Given request = Find each line holding "moment" and copy it out.

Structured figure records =
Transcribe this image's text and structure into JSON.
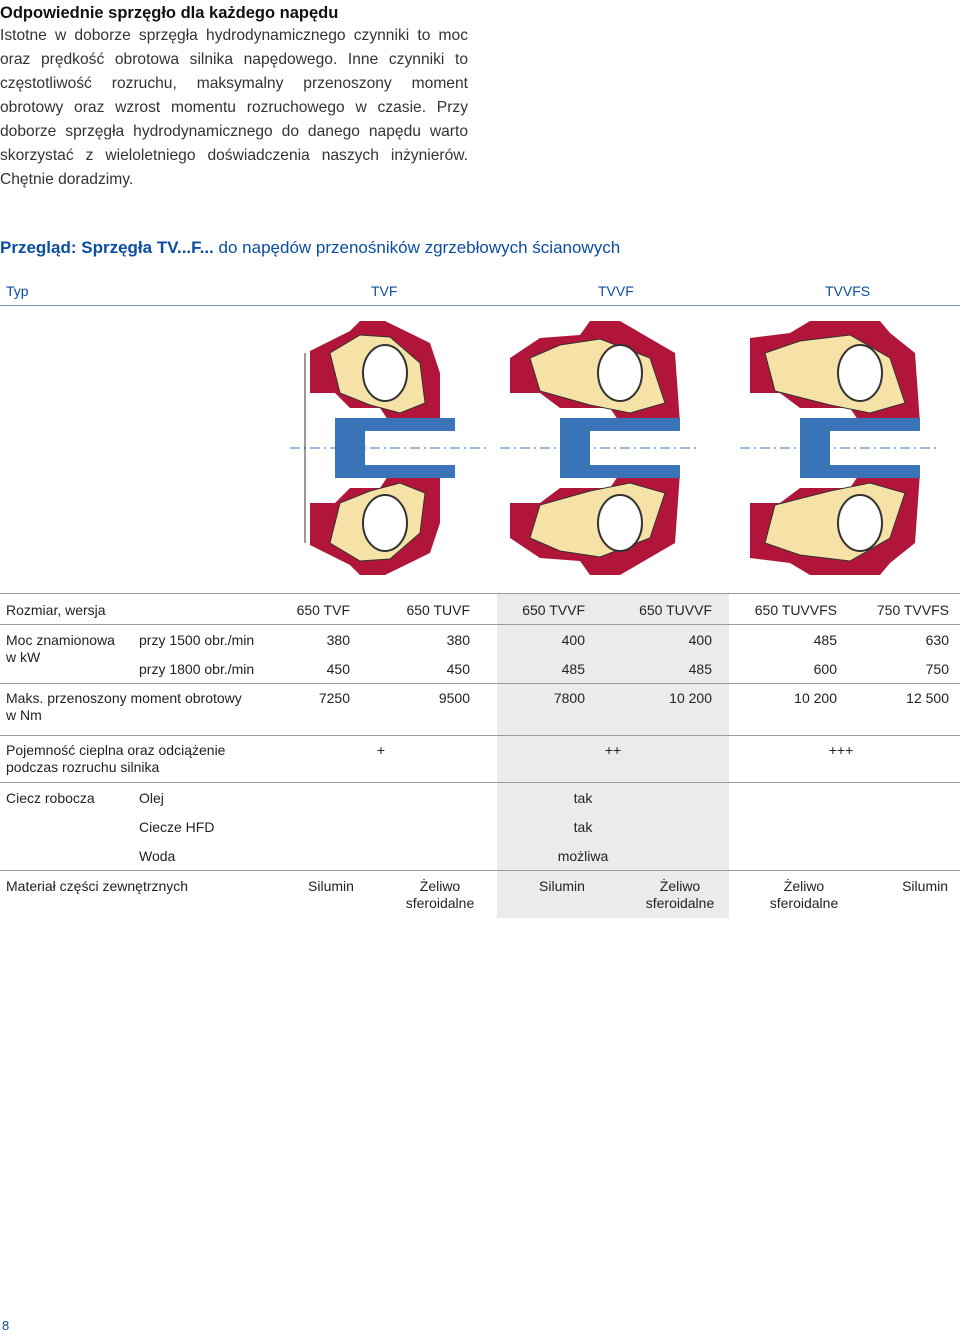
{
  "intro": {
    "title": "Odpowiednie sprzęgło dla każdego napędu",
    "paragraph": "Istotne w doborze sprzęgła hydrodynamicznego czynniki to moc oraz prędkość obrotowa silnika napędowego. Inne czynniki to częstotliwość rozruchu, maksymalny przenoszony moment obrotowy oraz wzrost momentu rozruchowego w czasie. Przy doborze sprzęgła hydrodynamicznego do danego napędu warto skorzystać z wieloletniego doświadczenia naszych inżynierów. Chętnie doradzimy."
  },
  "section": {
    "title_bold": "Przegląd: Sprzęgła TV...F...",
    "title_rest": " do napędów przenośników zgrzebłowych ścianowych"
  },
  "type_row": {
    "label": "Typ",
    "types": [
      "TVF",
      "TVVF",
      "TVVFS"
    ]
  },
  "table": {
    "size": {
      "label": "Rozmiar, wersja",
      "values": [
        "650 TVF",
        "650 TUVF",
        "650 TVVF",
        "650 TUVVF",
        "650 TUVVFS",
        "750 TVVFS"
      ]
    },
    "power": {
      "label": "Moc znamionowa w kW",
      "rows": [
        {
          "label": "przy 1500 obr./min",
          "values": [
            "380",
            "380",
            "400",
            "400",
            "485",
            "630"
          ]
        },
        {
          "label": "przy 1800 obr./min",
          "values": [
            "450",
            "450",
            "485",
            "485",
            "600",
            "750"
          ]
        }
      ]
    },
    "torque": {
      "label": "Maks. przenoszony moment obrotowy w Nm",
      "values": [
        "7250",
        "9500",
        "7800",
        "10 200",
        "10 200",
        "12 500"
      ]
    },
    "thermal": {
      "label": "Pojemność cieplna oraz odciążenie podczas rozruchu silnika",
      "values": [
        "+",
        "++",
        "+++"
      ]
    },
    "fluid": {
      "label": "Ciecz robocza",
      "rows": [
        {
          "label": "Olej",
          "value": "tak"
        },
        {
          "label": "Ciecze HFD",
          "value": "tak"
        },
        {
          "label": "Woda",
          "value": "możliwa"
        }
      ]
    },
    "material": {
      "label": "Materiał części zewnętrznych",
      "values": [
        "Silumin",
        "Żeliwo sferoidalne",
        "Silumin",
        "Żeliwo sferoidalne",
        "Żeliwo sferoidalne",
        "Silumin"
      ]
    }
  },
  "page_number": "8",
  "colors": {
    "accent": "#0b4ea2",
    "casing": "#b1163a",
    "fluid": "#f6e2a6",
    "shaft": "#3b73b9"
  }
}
* * *
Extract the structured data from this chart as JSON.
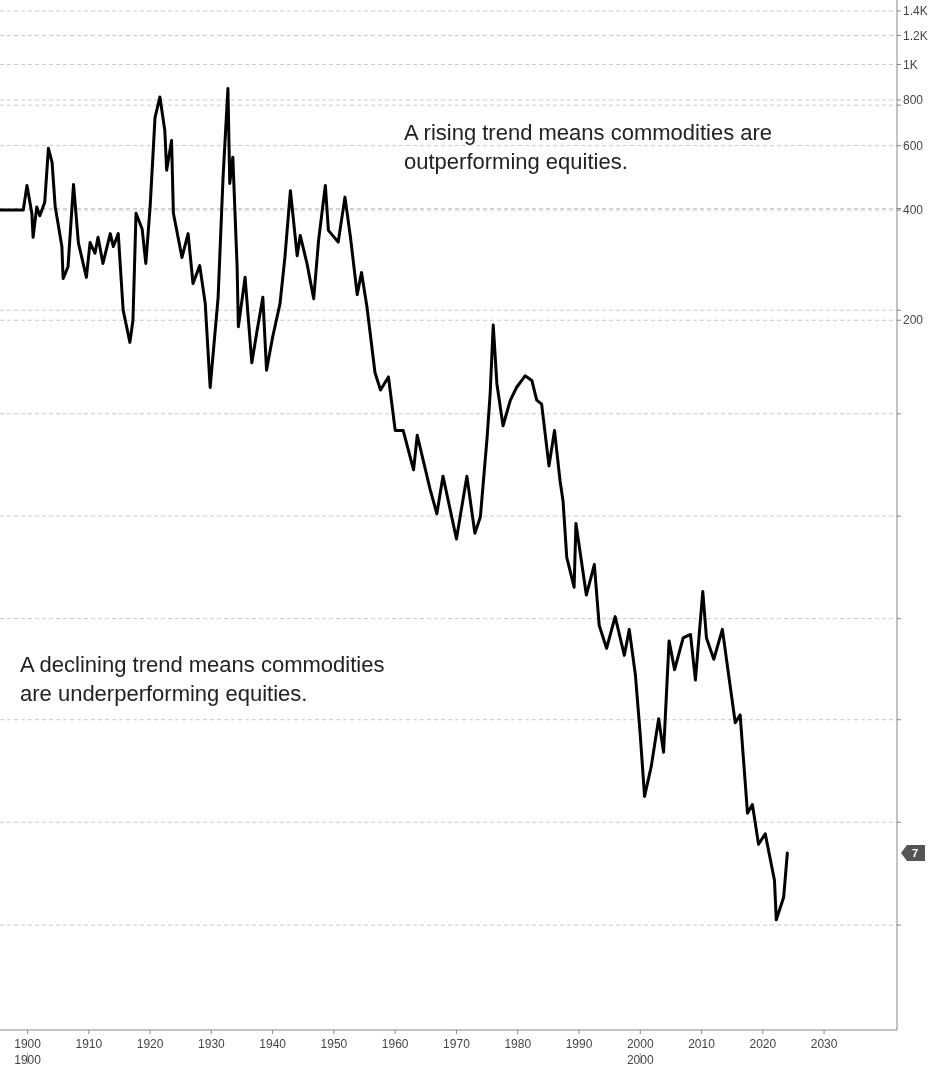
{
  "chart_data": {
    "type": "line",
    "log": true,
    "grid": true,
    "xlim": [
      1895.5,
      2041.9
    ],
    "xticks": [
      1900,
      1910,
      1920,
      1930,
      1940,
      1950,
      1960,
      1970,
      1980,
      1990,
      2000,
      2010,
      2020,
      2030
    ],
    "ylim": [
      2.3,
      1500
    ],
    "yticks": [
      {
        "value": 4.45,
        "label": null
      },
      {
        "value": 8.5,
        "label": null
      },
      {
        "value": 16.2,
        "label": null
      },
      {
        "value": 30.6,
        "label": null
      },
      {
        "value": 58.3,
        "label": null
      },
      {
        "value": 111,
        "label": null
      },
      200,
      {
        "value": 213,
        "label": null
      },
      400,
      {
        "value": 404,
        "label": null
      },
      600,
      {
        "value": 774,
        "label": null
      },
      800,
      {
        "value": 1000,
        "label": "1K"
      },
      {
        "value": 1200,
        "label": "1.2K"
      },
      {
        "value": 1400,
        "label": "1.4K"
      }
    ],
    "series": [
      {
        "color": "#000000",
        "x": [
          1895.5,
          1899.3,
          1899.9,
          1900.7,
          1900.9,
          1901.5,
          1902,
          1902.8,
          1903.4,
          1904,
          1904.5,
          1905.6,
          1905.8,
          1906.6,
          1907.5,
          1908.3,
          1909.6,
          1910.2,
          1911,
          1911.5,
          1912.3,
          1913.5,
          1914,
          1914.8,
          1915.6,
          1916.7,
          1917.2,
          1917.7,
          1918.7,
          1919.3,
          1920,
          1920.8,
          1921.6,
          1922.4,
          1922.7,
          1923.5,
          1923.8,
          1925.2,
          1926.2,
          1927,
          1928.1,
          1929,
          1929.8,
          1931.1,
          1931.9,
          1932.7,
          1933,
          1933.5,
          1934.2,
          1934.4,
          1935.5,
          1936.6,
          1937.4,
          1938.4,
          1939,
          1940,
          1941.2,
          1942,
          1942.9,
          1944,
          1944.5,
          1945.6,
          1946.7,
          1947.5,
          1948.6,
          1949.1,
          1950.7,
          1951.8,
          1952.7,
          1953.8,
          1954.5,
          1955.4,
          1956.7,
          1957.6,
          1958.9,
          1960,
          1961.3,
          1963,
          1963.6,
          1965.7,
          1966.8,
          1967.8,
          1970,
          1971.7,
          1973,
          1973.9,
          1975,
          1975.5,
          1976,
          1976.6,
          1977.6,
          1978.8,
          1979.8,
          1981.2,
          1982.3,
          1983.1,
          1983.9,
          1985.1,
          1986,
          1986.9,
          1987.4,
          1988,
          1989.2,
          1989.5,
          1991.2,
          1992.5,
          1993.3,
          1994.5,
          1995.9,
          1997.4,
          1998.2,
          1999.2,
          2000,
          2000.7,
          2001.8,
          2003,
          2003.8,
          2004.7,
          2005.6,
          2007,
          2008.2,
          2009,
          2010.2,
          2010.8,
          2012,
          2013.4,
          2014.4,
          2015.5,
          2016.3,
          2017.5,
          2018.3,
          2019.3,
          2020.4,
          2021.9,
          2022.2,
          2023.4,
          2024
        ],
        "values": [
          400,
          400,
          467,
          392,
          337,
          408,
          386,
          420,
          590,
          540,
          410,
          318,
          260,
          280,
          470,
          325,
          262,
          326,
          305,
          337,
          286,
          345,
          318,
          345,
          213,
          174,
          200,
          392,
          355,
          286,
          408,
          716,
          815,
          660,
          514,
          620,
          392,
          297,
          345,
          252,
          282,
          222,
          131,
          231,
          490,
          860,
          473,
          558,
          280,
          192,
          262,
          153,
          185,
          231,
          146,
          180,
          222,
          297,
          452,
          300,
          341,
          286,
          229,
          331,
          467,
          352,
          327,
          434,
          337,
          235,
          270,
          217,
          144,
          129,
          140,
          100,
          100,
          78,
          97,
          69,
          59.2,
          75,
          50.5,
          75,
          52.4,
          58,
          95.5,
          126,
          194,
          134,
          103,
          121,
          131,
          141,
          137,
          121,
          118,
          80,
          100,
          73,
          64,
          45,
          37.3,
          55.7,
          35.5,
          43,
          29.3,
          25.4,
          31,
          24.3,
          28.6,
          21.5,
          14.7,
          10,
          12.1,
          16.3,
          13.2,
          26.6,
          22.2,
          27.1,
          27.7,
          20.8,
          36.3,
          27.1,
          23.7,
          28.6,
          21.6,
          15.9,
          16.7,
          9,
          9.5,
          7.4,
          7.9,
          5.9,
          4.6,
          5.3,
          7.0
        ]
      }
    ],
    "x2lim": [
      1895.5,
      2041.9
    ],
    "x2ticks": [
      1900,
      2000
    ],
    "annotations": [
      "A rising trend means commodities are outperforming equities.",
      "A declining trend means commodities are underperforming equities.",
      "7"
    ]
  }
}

Completed exercise =
    "paragraph": "Istotne w doborze sprzęgła hydrodynamicznego czynniki to moc oraz prędkość obrotowa silnika napędowego. Inne czynniki to częstotliwość rozruchu, maksymalny przenoszony moment obrotowy oraz wzrost momentu rozruchowego w czasie. Przy doborze sprzęgła hydrodynamicznego do danego napędu warto skorzystać z wieloletniego doświadczenia naszych inżynierów. Chętnie doradzimy."
      "label": "Maks. przenoszony moment obrotowy w Nm",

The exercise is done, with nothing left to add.